[Collected data entries]
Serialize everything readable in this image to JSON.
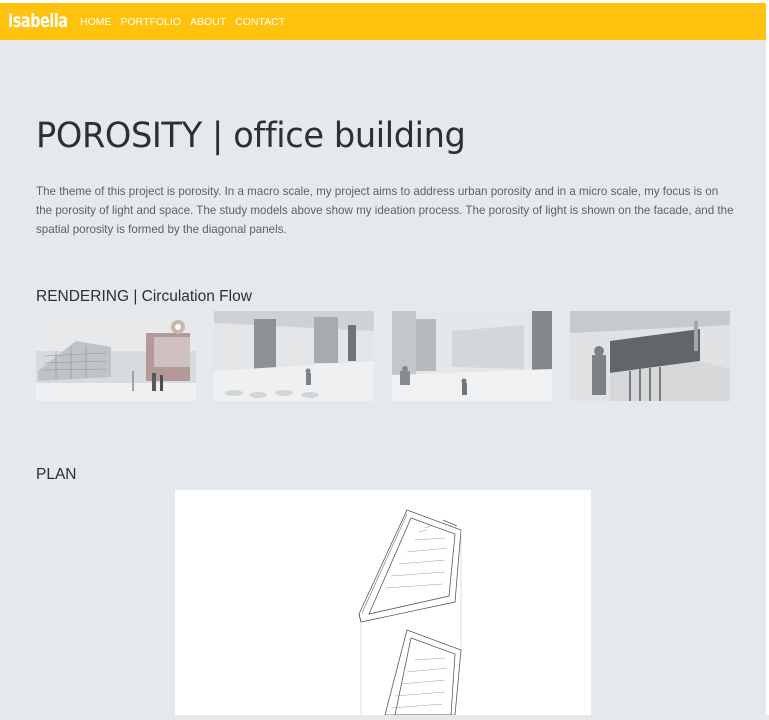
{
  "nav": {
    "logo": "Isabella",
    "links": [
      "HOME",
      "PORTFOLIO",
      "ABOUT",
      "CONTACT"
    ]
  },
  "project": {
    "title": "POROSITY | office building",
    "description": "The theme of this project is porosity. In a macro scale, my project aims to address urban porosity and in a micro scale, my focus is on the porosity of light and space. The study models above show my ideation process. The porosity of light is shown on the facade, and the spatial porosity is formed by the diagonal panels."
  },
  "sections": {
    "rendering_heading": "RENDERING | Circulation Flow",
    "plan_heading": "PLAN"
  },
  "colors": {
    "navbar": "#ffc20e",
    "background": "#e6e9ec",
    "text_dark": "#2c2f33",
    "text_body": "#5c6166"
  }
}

-- OBJECTIVE --
In the records above, collect each line with "this".

-- TASK OUTPUT --
Serialize everything readable in this image to JSON.
    "description": "The theme of this project is porosity. In a macro scale, my project aims to address urban porosity and in a micro scale, my focus is on the porosity of light and space. The study models above show my ideation process. The porosity of light is shown on the facade, and the spatial porosity is formed by the diagonal panels."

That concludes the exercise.